:: RECORDED DATA
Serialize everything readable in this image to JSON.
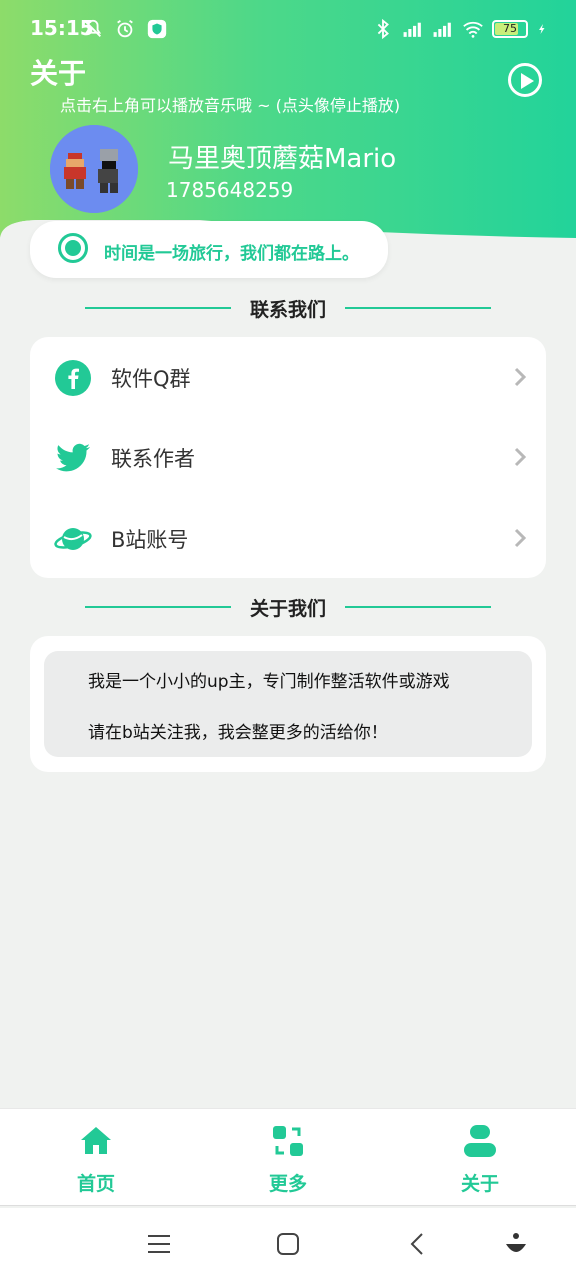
{
  "status": {
    "time": "15:15",
    "battery": "75",
    "icons": [
      "mute-bell-icon",
      "alarm-icon",
      "shield-app-icon",
      "bluetooth-icon",
      "signal-hd-icon",
      "signal-hd-icon",
      "wifi-icon",
      "charging-icon"
    ]
  },
  "header": {
    "title": "关于",
    "hint": "点击右上角可以播放音乐哦 ~ (点头像停止播放)",
    "play_icon": "play-icon"
  },
  "profile": {
    "name": "马里奥顶蘑菇Mario",
    "id": "1785648259"
  },
  "motto": "时间是一场旅行，我们都在路上。",
  "contact_section": {
    "title": "联系我们",
    "items": [
      {
        "label": "软件Q群",
        "icon": "facebook-icon"
      },
      {
        "label": "联系作者",
        "icon": "twitter-icon"
      },
      {
        "label": "B站账号",
        "icon": "planet-icon"
      }
    ]
  },
  "about_section": {
    "title": "关于我们",
    "lines": [
      "我是一个小小的up主，专门制作整活软件或游戏",
      "请在b站关注我，我会整更多的活给你！"
    ]
  },
  "tabbar": {
    "tabs": [
      {
        "label": "首页",
        "icon": "home-icon"
      },
      {
        "label": "更多",
        "icon": "refresh-grid-icon"
      },
      {
        "label": "关于",
        "icon": "user-icon"
      }
    ]
  },
  "colors": {
    "accent": "#22c996",
    "header_start": "#8ddc6a",
    "header_end": "#22d39a",
    "background": "#f0f2f0"
  }
}
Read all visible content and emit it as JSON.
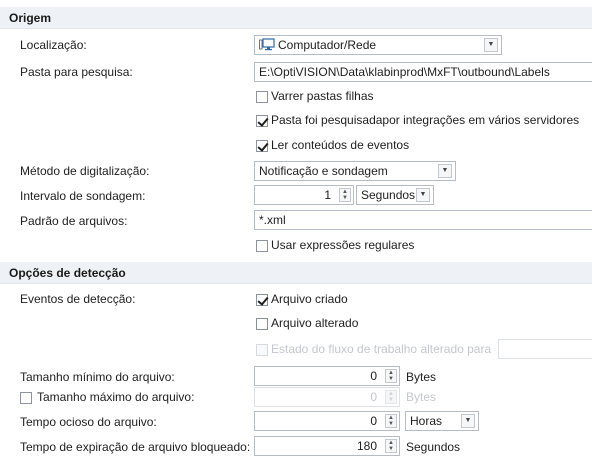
::::
#### [AIM]
Return all lines with the word "label" in them.

#### [EXPECTED OUTPUT]
        "label": "软件Q群",
        "label": "联系作者",
        "label": "B站账号",
        "label": "首页",
        "label": "更多",
        "label": "关于",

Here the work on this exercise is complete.